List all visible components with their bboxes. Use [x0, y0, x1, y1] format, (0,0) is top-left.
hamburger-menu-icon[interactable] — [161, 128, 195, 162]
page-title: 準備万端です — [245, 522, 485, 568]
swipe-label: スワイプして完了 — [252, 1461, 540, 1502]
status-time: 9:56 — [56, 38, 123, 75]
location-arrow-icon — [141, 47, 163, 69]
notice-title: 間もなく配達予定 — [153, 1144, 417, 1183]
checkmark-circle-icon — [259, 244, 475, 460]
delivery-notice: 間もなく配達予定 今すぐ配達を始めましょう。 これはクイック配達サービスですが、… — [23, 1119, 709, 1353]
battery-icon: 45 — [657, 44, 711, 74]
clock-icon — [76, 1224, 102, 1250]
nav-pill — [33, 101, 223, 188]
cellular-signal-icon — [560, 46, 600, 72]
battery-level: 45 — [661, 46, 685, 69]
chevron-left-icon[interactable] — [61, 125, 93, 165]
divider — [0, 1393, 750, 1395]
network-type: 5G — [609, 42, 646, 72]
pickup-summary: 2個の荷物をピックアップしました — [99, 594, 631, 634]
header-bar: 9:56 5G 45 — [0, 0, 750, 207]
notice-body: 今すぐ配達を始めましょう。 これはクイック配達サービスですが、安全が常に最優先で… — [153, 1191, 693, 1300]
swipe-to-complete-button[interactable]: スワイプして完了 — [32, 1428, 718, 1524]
--------
> **REQUEST**
Arrange everything from the first of the rows above through the line containing "clock-icon — [76, 1224, 102, 1250]", inclusive, as a Markdown table with the columns No. and Line, numbering each line and leaving out blank lines.

> **THE RESULT**
| No. | Line |
|---|---|
| 1 | List all visible components with their bboxes. Use [x0, y0, x1, y1] format, (0,0) is top-left. |
| 2 | hamburger-menu-icon[interactable] — [161, 128, 195, 162] |
| 3 | page-title: 準備万端です — [245, 522, 485, 568] |
| 4 | swipe-label: スワイプして完了 — [252, 1461, 540, 1502] |
| 5 | status-time: 9:56 — [56, 38, 123, 75] |
| 6 | location-arrow-icon — [141, 47, 163, 69] |
| 7 | notice-title: 間もなく配達予定 — [153, 1144, 417, 1183] |
| 8 | checkmark-circle-icon — [259, 244, 475, 460] |
| 9 | delivery-notice: 間もなく配達予定 今すぐ配達を始めましょう。 これはクイック配達サービスですが、… — [23, 1119, 709, 1353] |
| 10 | battery-icon: 45 — [657, 44, 711, 74] |
| 11 | clock-icon — [76, 1224, 102, 1250] |